## begin EXTRACTED MATERIAL
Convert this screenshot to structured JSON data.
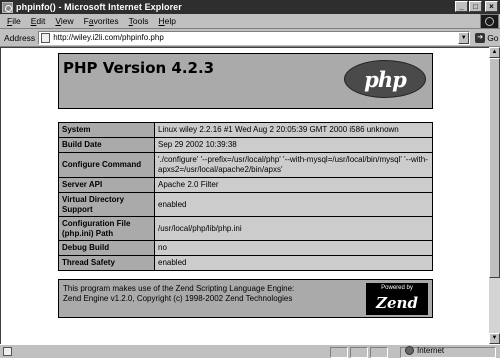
{
  "window": {
    "title": "phpinfo() - Microsoft Internet Explorer",
    "buttons": {
      "minimize": "_",
      "maximize": "□",
      "close": "×"
    }
  },
  "menu": [
    {
      "label": "File",
      "underline": "F",
      "rest": "ile"
    },
    {
      "label": "Edit",
      "underline": "E",
      "rest": "dit"
    },
    {
      "label": "View",
      "underline": "V",
      "rest": "iew"
    },
    {
      "label": "Favorites",
      "underline": "a",
      "pre": "F",
      "rest": "vorites"
    },
    {
      "label": "Tools",
      "underline": "T",
      "rest": "ools"
    },
    {
      "label": "Help",
      "underline": "H",
      "rest": "elp"
    }
  ],
  "address": {
    "label": "Address",
    "url": "http://wiley.i2li.com/phpinfo.php",
    "go_label": "Go"
  },
  "page": {
    "version_title": "PHP Version 4.2.3",
    "php_logo_text": "php",
    "rows": [
      {
        "key": "System",
        "value": "Linux wiley 2.2.16 #1 Wed Aug 2 20:05:39 GMT 2000 i586 unknown"
      },
      {
        "key": "Build Date",
        "value": "Sep 29 2002 10:39:38"
      },
      {
        "key": "Configure Command",
        "value": "'./configure' '--prefix=/usr/local/php' '--with-mysql=/usr/local/bin/mysql' '--with-apxs2=/usr/local/apache2/bin/apxs'"
      },
      {
        "key": "Server API",
        "value": "Apache 2.0 Filter"
      },
      {
        "key": "Virtual Directory Support",
        "value": "enabled"
      },
      {
        "key": "Configuration File (php.ini) Path",
        "value": "/usr/local/php/lib/php.ini"
      },
      {
        "key": "Debug Build",
        "value": "no"
      },
      {
        "key": "Thread Safety",
        "value": "enabled"
      }
    ],
    "footer_line1": "This program makes use of the Zend Scripting Language Engine:",
    "footer_line2": "Zend Engine v1.2.0, Copyright (c) 1998-2002 Zend Technologies",
    "zend_powered_by": "Powered by",
    "zend_word": "Zend"
  },
  "status": {
    "zone": "Internet"
  }
}
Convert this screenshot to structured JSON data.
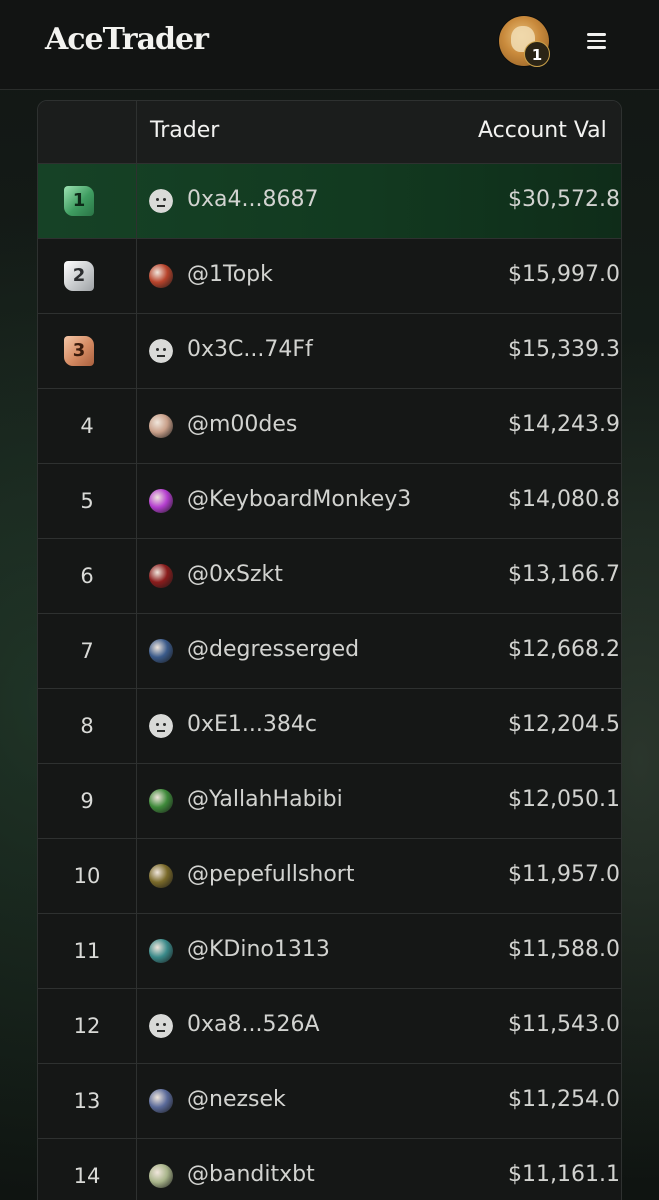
{
  "header": {
    "logo": "AceTrader",
    "profile_badge": "1"
  },
  "table": {
    "columns": {
      "rank": "",
      "trader": "Trader",
      "value": "Account Val"
    },
    "rows": [
      {
        "rank": "1",
        "medal": "gold",
        "avatar": "anon-face-icon",
        "name": "0xa4...8687",
        "value": "$30,572.8"
      },
      {
        "rank": "2",
        "medal": "silver",
        "avatar": "avatar-image",
        "avatar_color": "#b8442c",
        "name": "@1Topk",
        "value": "$15,997.0"
      },
      {
        "rank": "3",
        "medal": "bronze",
        "avatar": "anon-face-icon",
        "name": "0x3C...74Ff",
        "value": "$15,339.3"
      },
      {
        "rank": "4",
        "medal": null,
        "avatar": "avatar-image",
        "avatar_color": "#c9a08a",
        "name": "@m00des",
        "value": "$14,243.9"
      },
      {
        "rank": "5",
        "medal": null,
        "avatar": "avatar-image",
        "avatar_color": "#b43ecf",
        "name": "@KeyboardMonkey3",
        "value": "$14,080.8"
      },
      {
        "rank": "6",
        "medal": null,
        "avatar": "avatar-image",
        "avatar_color": "#8a1c1c",
        "name": "@0xSzkt",
        "value": "$13,166.7"
      },
      {
        "rank": "7",
        "medal": null,
        "avatar": "avatar-image",
        "avatar_color": "#3a5a8a",
        "name": "@degresserged",
        "value": "$12,668.2"
      },
      {
        "rank": "8",
        "medal": null,
        "avatar": "anon-face-icon",
        "name": "0xE1...384c",
        "value": "$12,204.5"
      },
      {
        "rank": "9",
        "medal": null,
        "avatar": "avatar-image",
        "avatar_color": "#3e8a3a",
        "name": "@YallahHabibi",
        "value": "$12,050.1"
      },
      {
        "rank": "10",
        "medal": null,
        "avatar": "avatar-image",
        "avatar_color": "#7a6a2a",
        "name": "@pepefullshort",
        "value": "$11,957.0"
      },
      {
        "rank": "11",
        "medal": null,
        "avatar": "avatar-image",
        "avatar_color": "#3a8a8a",
        "name": "@KDino1313",
        "value": "$11,588.0"
      },
      {
        "rank": "12",
        "medal": null,
        "avatar": "anon-face-icon",
        "name": "0xa8...526A",
        "value": "$11,543.0"
      },
      {
        "rank": "13",
        "medal": null,
        "avatar": "avatar-image",
        "avatar_color": "#5a6a9a",
        "name": "@nezsek",
        "value": "$11,254.0"
      },
      {
        "rank": "14",
        "medal": null,
        "avatar": "avatar-image",
        "avatar_color": "#a8b48a",
        "name": "@banditxbt",
        "value": "$11,161.1"
      }
    ]
  }
}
## end EXTRACTED MATERIAL
# [TASK INSTRUCTIONS]
Reproduce every record above exactly, omitting the pictures.

# [EXERCISE SOLUTION]
Convert this screenshot to structured JSON data.
{
  "window": {
    "title": "phpinfo() - Microsoft Internet Explorer",
    "buttons": {
      "minimize": "_",
      "maximize": "□",
      "close": "×"
    }
  },
  "menu": [
    {
      "label": "File",
      "underline": "F",
      "rest": "ile"
    },
    {
      "label": "Edit",
      "underline": "E",
      "rest": "dit"
    },
    {
      "label": "View",
      "underline": "V",
      "rest": "iew"
    },
    {
      "label": "Favorites",
      "underline": "a",
      "pre": "F",
      "rest": "vorites"
    },
    {
      "label": "Tools",
      "underline": "T",
      "rest": "ools"
    },
    {
      "label": "Help",
      "underline": "H",
      "rest": "elp"
    }
  ],
  "address": {
    "label": "Address",
    "url": "http://wiley.i2li.com/phpinfo.php",
    "go_label": "Go"
  },
  "page": {
    "version_title": "PHP Version 4.2.3",
    "php_logo_text": "php",
    "rows": [
      {
        "key": "System",
        "value": "Linux wiley 2.2.16 #1 Wed Aug 2 20:05:39 GMT 2000 i586 unknown"
      },
      {
        "key": "Build Date",
        "value": "Sep 29 2002 10:39:38"
      },
      {
        "key": "Configure Command",
        "value": "'./configure' '--prefix=/usr/local/php' '--with-mysql=/usr/local/bin/mysql' '--with-apxs2=/usr/local/apache2/bin/apxs'"
      },
      {
        "key": "Server API",
        "value": "Apache 2.0 Filter"
      },
      {
        "key": "Virtual Directory Support",
        "value": "enabled"
      },
      {
        "key": "Configuration File (php.ini) Path",
        "value": "/usr/local/php/lib/php.ini"
      },
      {
        "key": "Debug Build",
        "value": "no"
      },
      {
        "key": "Thread Safety",
        "value": "enabled"
      }
    ],
    "footer_line1": "This program makes use of the Zend Scripting Language Engine:",
    "footer_line2": "Zend Engine v1.2.0, Copyright (c) 1998-2002 Zend Technologies",
    "zend_powered_by": "Powered by",
    "zend_word": "Zend"
  },
  "status": {
    "zone": "Internet"
  }
}
Convert this screenshot to structured JSON data.
{
  "header": {
    "logo": "AceTrader",
    "profile_badge": "1"
  },
  "table": {
    "columns": {
      "rank": "",
      "trader": "Trader",
      "value": "Account Val"
    },
    "rows": [
      {
        "rank": "1",
        "medal": "gold",
        "avatar": "anon-face-icon",
        "name": "0xa4...8687",
        "value": "$30,572.8"
      },
      {
        "rank": "2",
        "medal": "silver",
        "avatar": "avatar-image",
        "avatar_color": "#b8442c",
        "name": "@1Topk",
        "value": "$15,997.0"
      },
      {
        "rank": "3",
        "medal": "bronze",
        "avatar": "anon-face-icon",
        "name": "0x3C...74Ff",
        "value": "$15,339.3"
      },
      {
        "rank": "4",
        "medal": null,
        "avatar": "avatar-image",
        "avatar_color": "#c9a08a",
        "name": "@m00des",
        "value": "$14,243.9"
      },
      {
        "rank": "5",
        "medal": null,
        "avatar": "avatar-image",
        "avatar_color": "#b43ecf",
        "name": "@KeyboardMonkey3",
        "value": "$14,080.8"
      },
      {
        "rank": "6",
        "medal": null,
        "avatar": "avatar-image",
        "avatar_color": "#8a1c1c",
        "name": "@0xSzkt",
        "value": "$13,166.7"
      },
      {
        "rank": "7",
        "medal": null,
        "avatar": "avatar-image",
        "avatar_color": "#3a5a8a",
        "name": "@degresserged",
        "value": "$12,668.2"
      },
      {
        "rank": "8",
        "medal": null,
        "avatar": "anon-face-icon",
        "name": "0xE1...384c",
        "value": "$12,204.5"
      },
      {
        "rank": "9",
        "medal": null,
        "avatar": "avatar-image",
        "avatar_color": "#3e8a3a",
        "name": "@YallahHabibi",
        "value": "$12,050.1"
      },
      {
        "rank": "10",
        "medal": null,
        "avatar": "avatar-image",
        "avatar_color": "#7a6a2a",
        "name": "@pepefullshort",
        "value": "$11,957.0"
      },
      {
        "rank": "11",
        "medal": null,
        "avatar": "avatar-image",
        "avatar_color": "#3a8a8a",
        "name": "@KDino1313",
        "value": "$11,588.0"
      },
      {
        "rank": "12",
        "medal": null,
        "avatar": "anon-face-icon",
        "name": "0xa8...526A",
        "value": "$11,543.0"
      },
      {
        "rank": "13",
        "medal": null,
        "avatar": "avatar-image",
        "avatar_color": "#5a6a9a",
        "name": "@nezsek",
        "value": "$11,254.0"
      },
      {
        "rank": "14",
        "medal": null,
        "avatar": "avatar-image",
        "avatar_color": "#a8b48a",
        "name": "@banditxbt",
        "value": "$11,161.1"
      }
    ]
  }
}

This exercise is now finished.